— Start LISTING —
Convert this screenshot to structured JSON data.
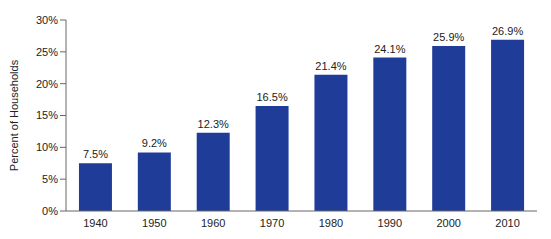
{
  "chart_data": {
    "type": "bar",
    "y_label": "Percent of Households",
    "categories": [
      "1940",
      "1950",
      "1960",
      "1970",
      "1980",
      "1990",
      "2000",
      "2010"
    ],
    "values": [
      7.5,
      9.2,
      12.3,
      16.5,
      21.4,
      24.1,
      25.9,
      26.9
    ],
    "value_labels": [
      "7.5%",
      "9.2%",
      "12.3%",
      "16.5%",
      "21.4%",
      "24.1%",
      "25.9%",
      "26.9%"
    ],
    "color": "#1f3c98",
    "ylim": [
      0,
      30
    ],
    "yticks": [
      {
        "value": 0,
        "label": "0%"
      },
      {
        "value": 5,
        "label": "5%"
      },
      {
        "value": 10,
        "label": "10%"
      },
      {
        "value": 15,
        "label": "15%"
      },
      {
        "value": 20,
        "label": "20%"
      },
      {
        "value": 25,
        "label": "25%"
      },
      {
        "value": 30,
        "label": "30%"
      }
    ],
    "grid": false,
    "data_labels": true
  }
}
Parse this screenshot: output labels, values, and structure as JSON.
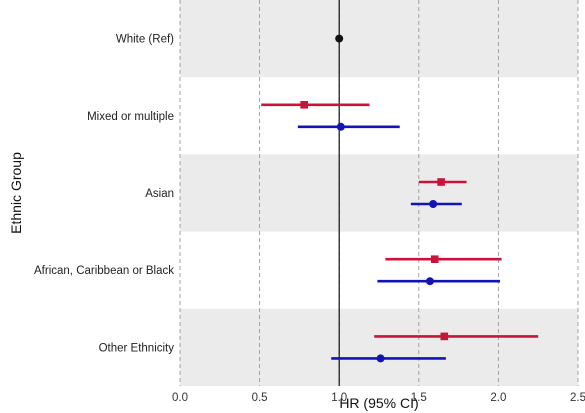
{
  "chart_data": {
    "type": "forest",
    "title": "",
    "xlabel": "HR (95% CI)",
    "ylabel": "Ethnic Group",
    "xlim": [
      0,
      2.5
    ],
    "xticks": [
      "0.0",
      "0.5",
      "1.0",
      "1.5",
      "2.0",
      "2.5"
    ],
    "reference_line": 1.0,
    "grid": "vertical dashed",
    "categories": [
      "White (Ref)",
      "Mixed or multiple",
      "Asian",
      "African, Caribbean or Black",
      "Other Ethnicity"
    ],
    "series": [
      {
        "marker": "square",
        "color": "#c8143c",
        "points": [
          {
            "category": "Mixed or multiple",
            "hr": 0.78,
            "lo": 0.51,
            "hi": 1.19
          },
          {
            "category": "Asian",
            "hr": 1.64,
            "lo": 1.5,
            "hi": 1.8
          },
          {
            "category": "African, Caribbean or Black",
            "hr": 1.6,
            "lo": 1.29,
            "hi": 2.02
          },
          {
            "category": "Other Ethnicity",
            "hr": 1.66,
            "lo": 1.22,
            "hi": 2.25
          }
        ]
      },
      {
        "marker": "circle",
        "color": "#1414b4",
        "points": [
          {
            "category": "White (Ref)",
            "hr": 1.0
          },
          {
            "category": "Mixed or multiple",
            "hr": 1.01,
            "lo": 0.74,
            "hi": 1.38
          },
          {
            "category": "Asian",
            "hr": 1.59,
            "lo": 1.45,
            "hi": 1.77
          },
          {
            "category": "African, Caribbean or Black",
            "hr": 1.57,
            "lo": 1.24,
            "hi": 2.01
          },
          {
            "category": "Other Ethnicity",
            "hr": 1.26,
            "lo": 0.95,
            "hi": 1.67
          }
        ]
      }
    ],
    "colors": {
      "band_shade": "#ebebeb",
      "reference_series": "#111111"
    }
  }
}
— End LISTING —
● **DIRECTIONS FOR THIS TASK**: All entries must be written out again exactly as given, with no pictures in the copy.

● **THE RESULT**:
Convert this screenshot to structured JSON data.
{
  "chart_data": {
    "type": "bar",
    "y_label": "Percent of Households",
    "categories": [
      "1940",
      "1950",
      "1960",
      "1970",
      "1980",
      "1990",
      "2000",
      "2010"
    ],
    "values": [
      7.5,
      9.2,
      12.3,
      16.5,
      21.4,
      24.1,
      25.9,
      26.9
    ],
    "value_labels": [
      "7.5%",
      "9.2%",
      "12.3%",
      "16.5%",
      "21.4%",
      "24.1%",
      "25.9%",
      "26.9%"
    ],
    "color": "#1f3c98",
    "ylim": [
      0,
      30
    ],
    "yticks": [
      {
        "value": 0,
        "label": "0%"
      },
      {
        "value": 5,
        "label": "5%"
      },
      {
        "value": 10,
        "label": "10%"
      },
      {
        "value": 15,
        "label": "15%"
      },
      {
        "value": 20,
        "label": "20%"
      },
      {
        "value": 25,
        "label": "25%"
      },
      {
        "value": 30,
        "label": "30%"
      }
    ],
    "grid": false,
    "data_labels": true
  }
}
Parse this screenshot: output labels, values, and structure as JSON.
{
  "chart_data": {
    "type": "forest",
    "title": "",
    "xlabel": "HR (95% CI)",
    "ylabel": "Ethnic Group",
    "xlim": [
      0,
      2.5
    ],
    "xticks": [
      "0.0",
      "0.5",
      "1.0",
      "1.5",
      "2.0",
      "2.5"
    ],
    "reference_line": 1.0,
    "grid": "vertical dashed",
    "categories": [
      "White (Ref)",
      "Mixed or multiple",
      "Asian",
      "African, Caribbean or Black",
      "Other Ethnicity"
    ],
    "series": [
      {
        "marker": "square",
        "color": "#c8143c",
        "points": [
          {
            "category": "Mixed or multiple",
            "hr": 0.78,
            "lo": 0.51,
            "hi": 1.19
          },
          {
            "category": "Asian",
            "hr": 1.64,
            "lo": 1.5,
            "hi": 1.8
          },
          {
            "category": "African, Caribbean or Black",
            "hr": 1.6,
            "lo": 1.29,
            "hi": 2.02
          },
          {
            "category": "Other Ethnicity",
            "hr": 1.66,
            "lo": 1.22,
            "hi": 2.25
          }
        ]
      },
      {
        "marker": "circle",
        "color": "#1414b4",
        "points": [
          {
            "category": "White (Ref)",
            "hr": 1.0
          },
          {
            "category": "Mixed or multiple",
            "hr": 1.01,
            "lo": 0.74,
            "hi": 1.38
          },
          {
            "category": "Asian",
            "hr": 1.59,
            "lo": 1.45,
            "hi": 1.77
          },
          {
            "category": "African, Caribbean or Black",
            "hr": 1.57,
            "lo": 1.24,
            "hi": 2.01
          },
          {
            "category": "Other Ethnicity",
            "hr": 1.26,
            "lo": 0.95,
            "hi": 1.67
          }
        ]
      }
    ],
    "colors": {
      "band_shade": "#ebebeb",
      "reference_series": "#111111"
    }
  }
}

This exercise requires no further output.